[EXERCISE BRIEF] Retype all the entries word for word, but omit the pictures.

[RAW DATA]
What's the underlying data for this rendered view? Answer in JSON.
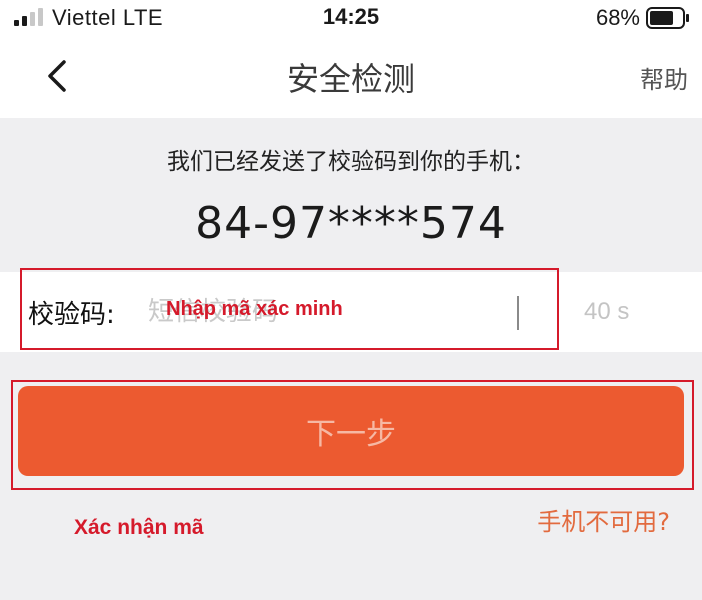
{
  "status_bar": {
    "carrier": "Viettel  LTE",
    "time": "14:25",
    "battery": "68%"
  },
  "nav": {
    "title": "安全检测",
    "help": "帮助",
    "back_icon": "chevron-left-icon"
  },
  "verification": {
    "message": "我们已经发送了校验码到你的手机：",
    "phone_number": "84-97****574",
    "code_label": "校验码:",
    "code_placeholder": "短信校验码",
    "countdown": "40 s"
  },
  "next_button": {
    "label": "下一步"
  },
  "phone_unavailable_link": "手机不可用?",
  "annotations": {
    "input_note": "Nhập mã xác minh",
    "confirm_note": "Xác nhận mã",
    "color": "#d51a2b"
  },
  "colors": {
    "primary_button": "#ec5a30",
    "link": "#e26a3e",
    "background": "#efeff1"
  }
}
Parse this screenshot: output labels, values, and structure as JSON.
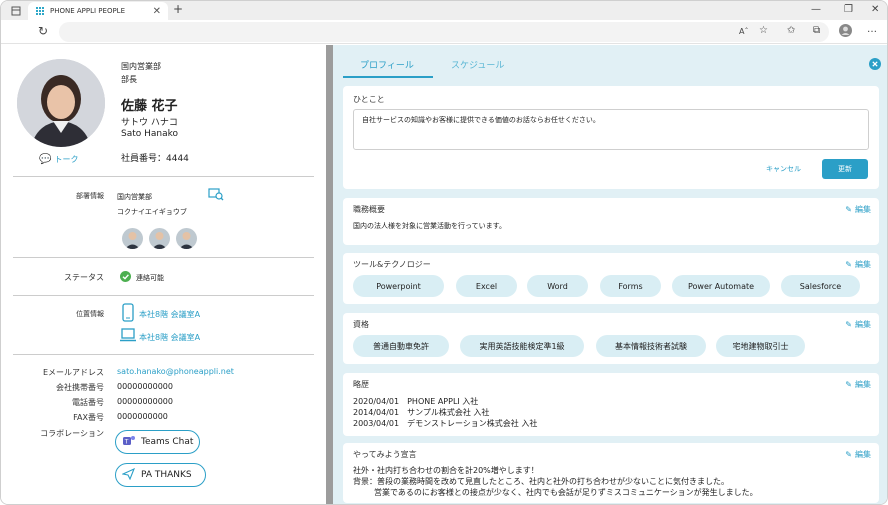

[CORRECT OUTPUT]
What's the underlying data for this rendered view? Answer in JSON.
{
  "status_bar": {
    "carrier": "Viettel  LTE",
    "time": "14:25",
    "battery": "68%"
  },
  "nav": {
    "title": "安全检测",
    "help": "帮助",
    "back_icon": "chevron-left-icon"
  },
  "verification": {
    "message": "我们已经发送了校验码到你的手机：",
    "phone_number": "84-97****574",
    "code_label": "校验码:",
    "code_placeholder": "短信校验码",
    "countdown": "40 s"
  },
  "next_button": {
    "label": "下一步"
  },
  "phone_unavailable_link": "手机不可用?",
  "annotations": {
    "input_note": "Nhập mã xác minh",
    "confirm_note": "Xác nhận mã",
    "color": "#d51a2b"
  },
  "colors": {
    "primary_button": "#ec5a30",
    "link": "#e26a3e",
    "background": "#efeff1"
  }
}
Parse this screenshot: output labels, values, and structure as JSON.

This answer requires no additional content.